↓
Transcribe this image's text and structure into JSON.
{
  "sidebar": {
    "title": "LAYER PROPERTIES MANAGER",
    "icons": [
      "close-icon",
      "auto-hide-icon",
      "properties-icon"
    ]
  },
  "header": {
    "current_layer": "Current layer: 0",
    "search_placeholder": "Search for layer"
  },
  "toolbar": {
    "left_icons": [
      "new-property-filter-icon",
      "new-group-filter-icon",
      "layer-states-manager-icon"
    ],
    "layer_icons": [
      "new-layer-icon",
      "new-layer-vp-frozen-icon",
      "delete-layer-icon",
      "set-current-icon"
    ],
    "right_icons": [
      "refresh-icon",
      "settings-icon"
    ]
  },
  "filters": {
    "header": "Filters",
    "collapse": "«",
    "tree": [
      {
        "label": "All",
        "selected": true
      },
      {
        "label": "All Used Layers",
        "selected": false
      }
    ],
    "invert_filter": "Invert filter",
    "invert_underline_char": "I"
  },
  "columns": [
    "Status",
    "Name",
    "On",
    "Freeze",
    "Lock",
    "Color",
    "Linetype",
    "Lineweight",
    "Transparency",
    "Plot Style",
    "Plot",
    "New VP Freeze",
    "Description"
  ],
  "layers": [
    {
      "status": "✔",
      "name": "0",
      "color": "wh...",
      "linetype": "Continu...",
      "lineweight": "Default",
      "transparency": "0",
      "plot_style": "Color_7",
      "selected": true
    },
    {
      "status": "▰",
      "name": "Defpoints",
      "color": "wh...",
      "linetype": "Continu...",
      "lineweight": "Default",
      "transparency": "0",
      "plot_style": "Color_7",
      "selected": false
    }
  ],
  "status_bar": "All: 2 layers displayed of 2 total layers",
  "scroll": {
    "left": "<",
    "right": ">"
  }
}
↑
↓
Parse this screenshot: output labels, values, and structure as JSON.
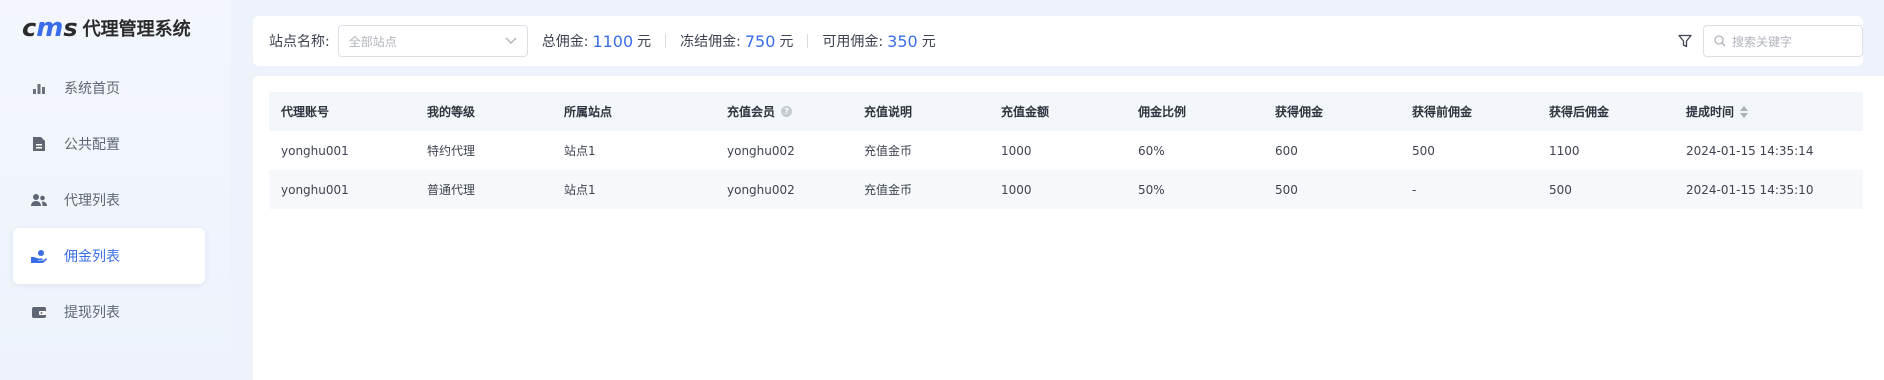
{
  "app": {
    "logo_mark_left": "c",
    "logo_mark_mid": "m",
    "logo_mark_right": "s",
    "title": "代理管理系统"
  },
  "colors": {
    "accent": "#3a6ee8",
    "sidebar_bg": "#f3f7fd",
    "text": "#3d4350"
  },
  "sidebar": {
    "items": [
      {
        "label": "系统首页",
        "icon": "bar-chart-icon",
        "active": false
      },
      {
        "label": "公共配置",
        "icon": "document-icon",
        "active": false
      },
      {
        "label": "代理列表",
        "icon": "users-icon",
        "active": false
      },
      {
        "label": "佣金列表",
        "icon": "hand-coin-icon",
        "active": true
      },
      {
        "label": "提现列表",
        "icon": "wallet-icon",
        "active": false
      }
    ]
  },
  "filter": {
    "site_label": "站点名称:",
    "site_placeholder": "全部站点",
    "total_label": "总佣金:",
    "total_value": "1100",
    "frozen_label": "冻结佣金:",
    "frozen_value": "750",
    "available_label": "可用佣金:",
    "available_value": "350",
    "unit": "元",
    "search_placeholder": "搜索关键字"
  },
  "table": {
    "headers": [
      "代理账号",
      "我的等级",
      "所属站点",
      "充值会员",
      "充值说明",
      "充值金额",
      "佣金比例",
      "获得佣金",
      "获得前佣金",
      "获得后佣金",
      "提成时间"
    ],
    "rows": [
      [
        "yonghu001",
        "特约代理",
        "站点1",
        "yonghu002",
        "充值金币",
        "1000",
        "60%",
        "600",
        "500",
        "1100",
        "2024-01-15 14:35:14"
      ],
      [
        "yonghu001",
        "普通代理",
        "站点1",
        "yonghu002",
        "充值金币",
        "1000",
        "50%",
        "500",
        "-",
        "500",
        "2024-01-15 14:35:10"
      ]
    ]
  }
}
↑
◆ **THE TASK**
From the entries above, copy every line where the word "this" shows up.

◆ **RESULT OF THE TASK**
Transcribe this image's text and structure into JSON.
Parse this screenshot: output labels, values, and structure as JSON.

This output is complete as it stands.